— begin Task inputs —

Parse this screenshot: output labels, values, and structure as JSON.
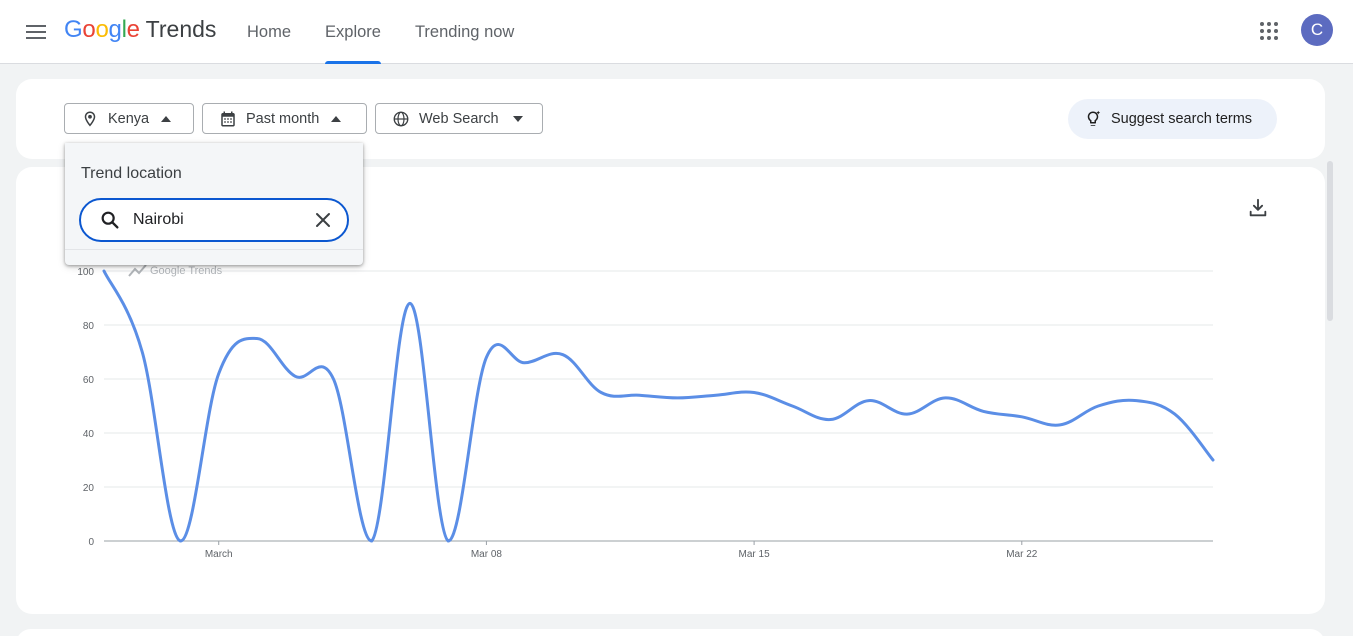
{
  "header": {
    "logo_google": [
      "G",
      "o",
      "o",
      "g",
      "l",
      "e"
    ],
    "logo_colors": [
      "#4285f4",
      "#ea4335",
      "#fbbc05",
      "#4285f4",
      "#34a853",
      "#ea4335"
    ],
    "logo_trends": "Trends",
    "nav": [
      {
        "label": "Home",
        "active": false
      },
      {
        "label": "Explore",
        "active": true
      },
      {
        "label": "Trending now",
        "active": false
      }
    ],
    "avatar_initial": "C",
    "accent_color": "#1a73e8",
    "avatar_color": "#5c6bc0"
  },
  "filters": {
    "location": "Kenya",
    "time_range": "Past month",
    "search_type": "Web Search",
    "suggest_label": "Suggest search terms"
  },
  "dropdown": {
    "title": "Trend location",
    "input_value": "Nairobi"
  },
  "chart_data": {
    "type": "line",
    "watermark": "Google Trends",
    "ylim": [
      0,
      100
    ],
    "yticks": [
      "0",
      "20",
      "40",
      "60",
      "80",
      "100"
    ],
    "xticks": [
      "March",
      "Mar 08",
      "Mar 15",
      "Mar 22"
    ],
    "x": [
      "Feb 26",
      "Feb 27",
      "Feb 28",
      "Mar 1",
      "Mar 2",
      "Mar 3",
      "Mar 4",
      "Mar 5",
      "Mar 6",
      "Mar 7",
      "Mar 8",
      "Mar 9",
      "Mar 10",
      "Mar 11",
      "Mar 12",
      "Mar 13",
      "Mar 14",
      "Mar 15",
      "Mar 16",
      "Mar 17",
      "Mar 18",
      "Mar 19",
      "Mar 20",
      "Mar 21",
      "Mar 22",
      "Mar 23",
      "Mar 24",
      "Mar 25",
      "Mar 26",
      "Mar 27"
    ],
    "series": [
      {
        "values": [
          100,
          70,
          0,
          62,
          75,
          61,
          60,
          0,
          88,
          0,
          68,
          66,
          69,
          55,
          54,
          53,
          54,
          55,
          50,
          45,
          52,
          47,
          53,
          48,
          46,
          43,
          50,
          52,
          47,
          30
        ],
        "color": "#5b8ee6"
      }
    ],
    "grid": true
  }
}
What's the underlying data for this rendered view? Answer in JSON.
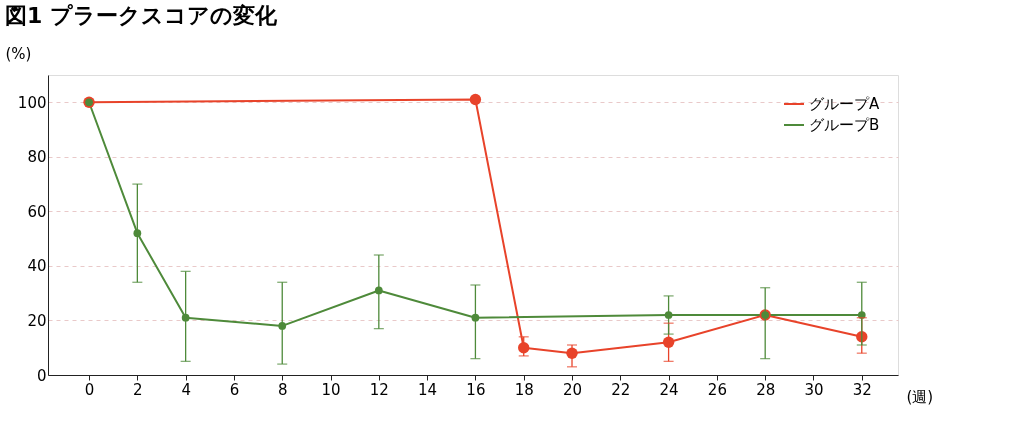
{
  "chart_data": {
    "type": "line",
    "title": "図1  プラークスコアの変化",
    "xlabel": "(週)",
    "ylabel": "(%)",
    "xlim": [
      -1.7,
      33.5
    ],
    "xticks": [
      0,
      2,
      4,
      6,
      8,
      10,
      12,
      14,
      16,
      18,
      20,
      22,
      24,
      26,
      28,
      30,
      32
    ],
    "ylim": [
      0,
      110
    ],
    "yticks": [
      0,
      20,
      40,
      60,
      80,
      100
    ],
    "grid": "y",
    "legend": "top right",
    "marker": "circle",
    "line_style": "solid",
    "series": [
      {
        "name": "グループA",
        "color": "#e8432a",
        "x": [
          0,
          16,
          18,
          20,
          24,
          28,
          32
        ],
        "values": [
          100,
          101,
          10,
          8,
          12,
          22,
          14
        ],
        "errors": [
          null,
          null,
          [
            7,
            14
          ],
          [
            3,
            11
          ],
          [
            5,
            19
          ],
          null,
          [
            8,
            21
          ]
        ]
      },
      {
        "name": "グループB",
        "color": "#4e8a3a",
        "x": [
          0,
          2,
          4,
          8,
          12,
          16,
          24,
          28,
          32
        ],
        "values": [
          100,
          52,
          21,
          18,
          31,
          21,
          22,
          22,
          22
        ],
        "errors": [
          null,
          [
            34,
            70
          ],
          [
            5,
            38
          ],
          [
            4,
            34
          ],
          [
            17,
            44
          ],
          [
            6,
            33
          ],
          [
            15,
            29
          ],
          [
            6,
            32
          ],
          [
            11,
            34
          ]
        ]
      }
    ]
  }
}
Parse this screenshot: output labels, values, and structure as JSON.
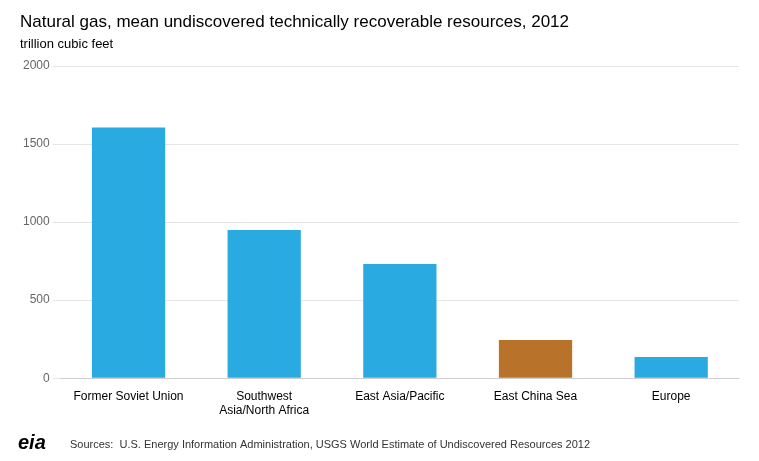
{
  "chart_data": {
    "type": "bar",
    "title": "Natural gas, mean undiscovered technically recoverable resources, 2012",
    "subtitle": "trillion cubic feet",
    "categories": [
      "Former Soviet Union",
      "Southwest\nAsia/North Africa",
      "East Asia/Pacific",
      "East China Sea",
      "Europe"
    ],
    "values": [
      1606,
      950,
      731,
      245,
      136
    ],
    "colors": [
      "#29ABE2",
      "#29ABE2",
      "#29ABE2",
      "#B8722A",
      "#29ABE2"
    ],
    "ylim": [
      0,
      2000
    ],
    "yticks": [
      0,
      500,
      1000,
      1500,
      2000
    ],
    "grid": true,
    "annotations": [
      "Sources:  U.S. Energy Information Administration, USGS World Estimate of Undiscovered Resources 2012",
      "eia"
    ]
  }
}
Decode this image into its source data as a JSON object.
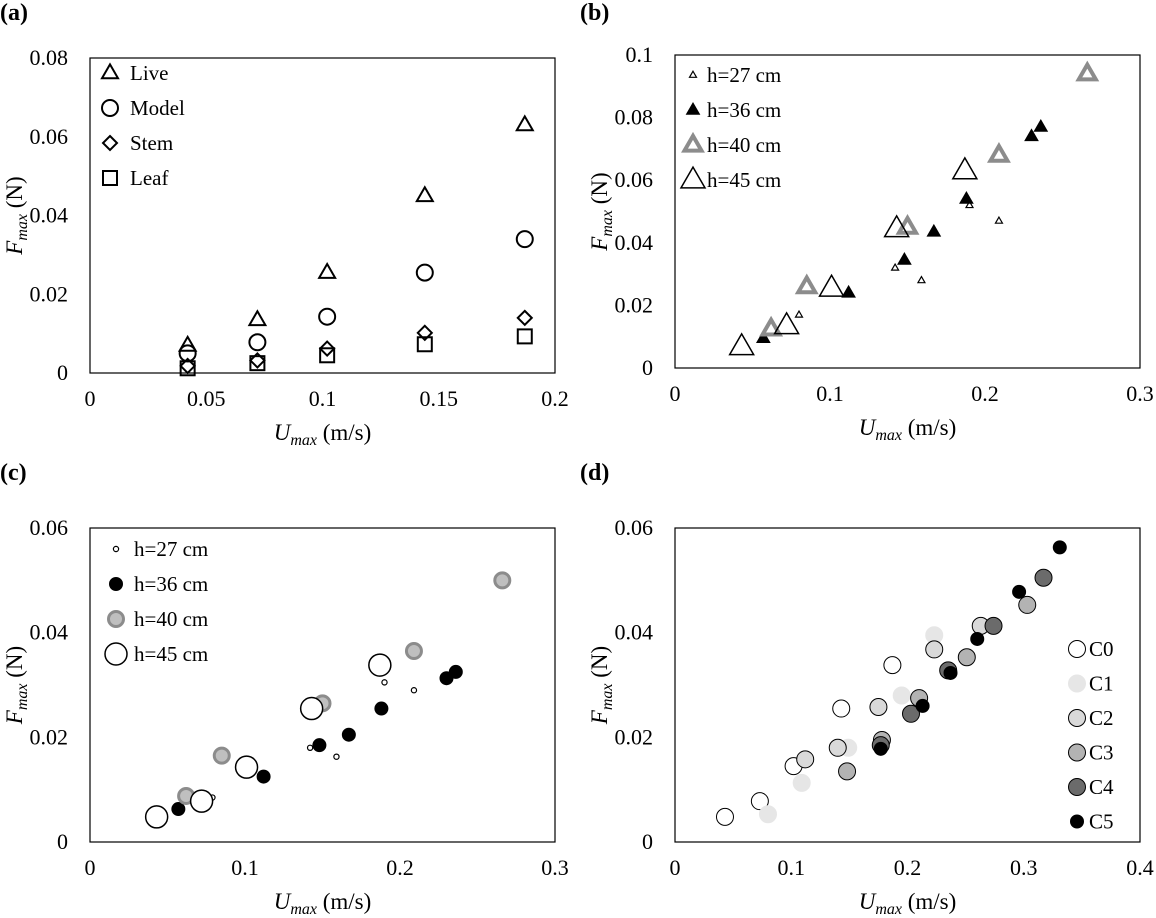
{
  "chart_data": [
    {
      "panel": "(a)",
      "type": "scatter",
      "xlabel": {
        "var": "U",
        "sub": "max",
        "unit": " (m/s)"
      },
      "ylabel": {
        "var": "F",
        "sub": "max",
        "unit": " (N)"
      },
      "xlim": [
        0,
        0.2
      ],
      "ylim": [
        0,
        0.08
      ],
      "xticks": [
        0,
        0.05,
        0.1,
        0.15,
        0.2
      ],
      "yticks": [
        0,
        0.02,
        0.04,
        0.06,
        0.08
      ],
      "xtick_labels": [
        "0",
        "0.05",
        "0.1",
        "0.15",
        "0.2"
      ],
      "ytick_labels": [
        "0",
        "0.02",
        "0.04",
        "0.06",
        "0.08"
      ],
      "legend_position": "top-left",
      "grid": false,
      "series": [
        {
          "name": "Live",
          "marker": "triangle",
          "points": [
            [
              0.042,
              0.007
            ],
            [
              0.072,
              0.0135
            ],
            [
              0.102,
              0.0255
            ],
            [
              0.144,
              0.045
            ],
            [
              0.187,
              0.063
            ]
          ]
        },
        {
          "name": "Model",
          "marker": "circle",
          "points": [
            [
              0.042,
              0.005
            ],
            [
              0.072,
              0.0078
            ],
            [
              0.102,
              0.0143
            ],
            [
              0.144,
              0.0255
            ],
            [
              0.187,
              0.034
            ]
          ]
        },
        {
          "name": "Stem",
          "marker": "diamond",
          "points": [
            [
              0.042,
              0.0018
            ],
            [
              0.072,
              0.0032
            ],
            [
              0.102,
              0.0062
            ],
            [
              0.144,
              0.0102
            ],
            [
              0.187,
              0.014
            ]
          ]
        },
        {
          "name": "Leaf",
          "marker": "square",
          "points": [
            [
              0.042,
              0.0012
            ],
            [
              0.072,
              0.0025
            ],
            [
              0.102,
              0.0045
            ],
            [
              0.144,
              0.0073
            ],
            [
              0.187,
              0.0093
            ]
          ]
        }
      ]
    },
    {
      "panel": "(b)",
      "type": "scatter",
      "xlabel": {
        "var": "U",
        "sub": "max",
        "unit": " (m/s)"
      },
      "ylabel": {
        "var": "F",
        "sub": "max",
        "unit": " (N)"
      },
      "xlim": [
        0,
        0.3
      ],
      "ylim": [
        0,
        0.1
      ],
      "xticks": [
        0,
        0.1,
        0.2,
        0.3
      ],
      "yticks": [
        0,
        0.02,
        0.04,
        0.06,
        0.08,
        0.1
      ],
      "xtick_labels": [
        "0",
        "0.1",
        "0.2",
        "0.3"
      ],
      "ytick_labels": [
        "0",
        "0.02",
        "0.04",
        "0.06",
        "0.08",
        "0.1"
      ],
      "legend_position": "top-left",
      "grid": false,
      "series": [
        {
          "name": "h=27 cm",
          "marker": "triangle",
          "style": "open-small",
          "points": [
            [
              0.08,
              0.017
            ],
            [
              0.142,
              0.032
            ],
            [
              0.159,
              0.028
            ],
            [
              0.19,
              0.052
            ],
            [
              0.209,
              0.047
            ]
          ]
        },
        {
          "name": "h=36 cm",
          "marker": "triangle",
          "style": "filled-black",
          "points": [
            [
              0.057,
              0.0095
            ],
            [
              0.112,
              0.024
            ],
            [
              0.148,
              0.0345
            ],
            [
              0.167,
              0.0435
            ],
            [
              0.188,
              0.054
            ],
            [
              0.23,
              0.074
            ],
            [
              0.236,
              0.077
            ]
          ]
        },
        {
          "name": "h=40 cm",
          "marker": "triangle",
          "style": "open-gray-thick",
          "points": [
            [
              0.062,
              0.0125
            ],
            [
              0.085,
              0.026
            ],
            [
              0.15,
              0.045
            ],
            [
              0.209,
              0.068
            ],
            [
              0.266,
              0.094
            ]
          ]
        },
        {
          "name": "h=45 cm",
          "marker": "triangle",
          "style": "open-large",
          "points": [
            [
              0.043,
              0.0068
            ],
            [
              0.072,
              0.0135
            ],
            [
              0.101,
              0.0255
            ],
            [
              0.143,
              0.0445
            ],
            [
              0.187,
              0.063
            ]
          ]
        }
      ]
    },
    {
      "panel": "(c)",
      "type": "scatter",
      "xlabel": {
        "var": "U",
        "sub": "max",
        "unit": " (m/s)"
      },
      "ylabel": {
        "var": "F",
        "sub": "max",
        "unit": " (N)"
      },
      "xlim": [
        0,
        0.3
      ],
      "ylim": [
        0,
        0.06
      ],
      "xticks": [
        0,
        0.1,
        0.2,
        0.3
      ],
      "yticks": [
        0,
        0.02,
        0.04,
        0.06
      ],
      "xtick_labels": [
        "0",
        "0.1",
        "0.2",
        "0.3"
      ],
      "ytick_labels": [
        "0",
        "0.02",
        "0.04",
        "0.06"
      ],
      "legend_position": "top-left",
      "grid": false,
      "series": [
        {
          "name": "h=27 cm",
          "marker": "circle",
          "style": "open-small",
          "points": [
            [
              0.079,
              0.0085
            ],
            [
              0.142,
              0.018
            ],
            [
              0.159,
              0.0163
            ],
            [
              0.19,
              0.0305
            ],
            [
              0.209,
              0.029
            ]
          ]
        },
        {
          "name": "h=36 cm",
          "marker": "circle",
          "style": "filled-black",
          "points": [
            [
              0.057,
              0.0063
            ],
            [
              0.112,
              0.0125
            ],
            [
              0.148,
              0.0185
            ],
            [
              0.167,
              0.0205
            ],
            [
              0.188,
              0.0255
            ],
            [
              0.23,
              0.0313
            ],
            [
              0.236,
              0.0325
            ]
          ]
        },
        {
          "name": "h=40 cm",
          "marker": "circle",
          "style": "gray",
          "points": [
            [
              0.062,
              0.0088
            ],
            [
              0.085,
              0.0165
            ],
            [
              0.15,
              0.0265
            ],
            [
              0.209,
              0.0365
            ],
            [
              0.266,
              0.05
            ]
          ]
        },
        {
          "name": "h=45 cm",
          "marker": "circle",
          "style": "open-large",
          "points": [
            [
              0.043,
              0.0048
            ],
            [
              0.072,
              0.0078
            ],
            [
              0.101,
              0.0143
            ],
            [
              0.143,
              0.0255
            ],
            [
              0.187,
              0.0338
            ]
          ]
        }
      ]
    },
    {
      "panel": "(d)",
      "type": "scatter",
      "xlabel": {
        "var": "U",
        "sub": "max",
        "unit": " (m/s)"
      },
      "ylabel": {
        "var": "F",
        "sub": "max",
        "unit": " (N)"
      },
      "xlim": [
        0,
        0.4
      ],
      "ylim": [
        0,
        0.06
      ],
      "xticks": [
        0,
        0.1,
        0.2,
        0.3,
        0.4
      ],
      "yticks": [
        0,
        0.02,
        0.04,
        0.06
      ],
      "xtick_labels": [
        "0",
        "0.1",
        "0.2",
        "0.3",
        "0.4"
      ],
      "ytick_labels": [
        "0",
        "0.02",
        "0.04",
        "0.06"
      ],
      "legend_position": "right",
      "grid": false,
      "series": [
        {
          "name": "C0",
          "marker": "circle",
          "fill": "#ffffff",
          "stroke": "#000000",
          "points": [
            [
              0.043,
              0.0048
            ],
            [
              0.073,
              0.0078
            ],
            [
              0.102,
              0.0145
            ],
            [
              0.143,
              0.0255
            ],
            [
              0.187,
              0.0338
            ]
          ]
        },
        {
          "name": "C1",
          "marker": "circle",
          "fill": "#e6e6e6",
          "stroke": "#e6e6e6",
          "points": [
            [
              0.08,
              0.0053
            ],
            [
              0.109,
              0.0113
            ],
            [
              0.149,
              0.018
            ],
            [
              0.195,
              0.028
            ],
            [
              0.223,
              0.0395
            ]
          ]
        },
        {
          "name": "C2",
          "marker": "circle",
          "fill": "#d9d9d9",
          "stroke": "#000000",
          "points": [
            [
              0.112,
              0.0158
            ],
            [
              0.14,
              0.018
            ],
            [
              0.175,
              0.0258
            ],
            [
              0.223,
              0.0368
            ],
            [
              0.263,
              0.0413
            ]
          ]
        },
        {
          "name": "C3",
          "marker": "circle",
          "fill": "#b3b3b3",
          "stroke": "#000000",
          "points": [
            [
              0.148,
              0.0135
            ],
            [
              0.178,
              0.0195
            ],
            [
              0.21,
              0.0275
            ],
            [
              0.251,
              0.0353
            ],
            [
              0.303,
              0.0453
            ]
          ]
        },
        {
          "name": "C4",
          "marker": "circle",
          "fill": "#6b6b6b",
          "stroke": "#000000",
          "points": [
            [
              0.177,
              0.0185
            ],
            [
              0.203,
              0.0245
            ],
            [
              0.235,
              0.0328
            ],
            [
              0.274,
              0.0413
            ],
            [
              0.317,
              0.0505
            ]
          ]
        },
        {
          "name": "C5",
          "marker": "circle",
          "fill": "#000000",
          "stroke": "#000000",
          "points": [
            [
              0.177,
              0.0178
            ],
            [
              0.213,
              0.026
            ],
            [
              0.237,
              0.0323
            ],
            [
              0.26,
              0.0388
            ],
            [
              0.296,
              0.0478
            ],
            [
              0.331,
              0.0563
            ]
          ]
        }
      ]
    }
  ]
}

— end Task inputs —

**Requirement**
Report all lines of the material that contain the word "JSON".

**Answer to this exercise**
Parse this screenshot: output labels, values, and structure as JSON.
What's the underlying data for this rendered view? Answer in JSON.
Parse this screenshot: output labels, values, and structure as JSON.
Decode this image into its source data as a JSON object.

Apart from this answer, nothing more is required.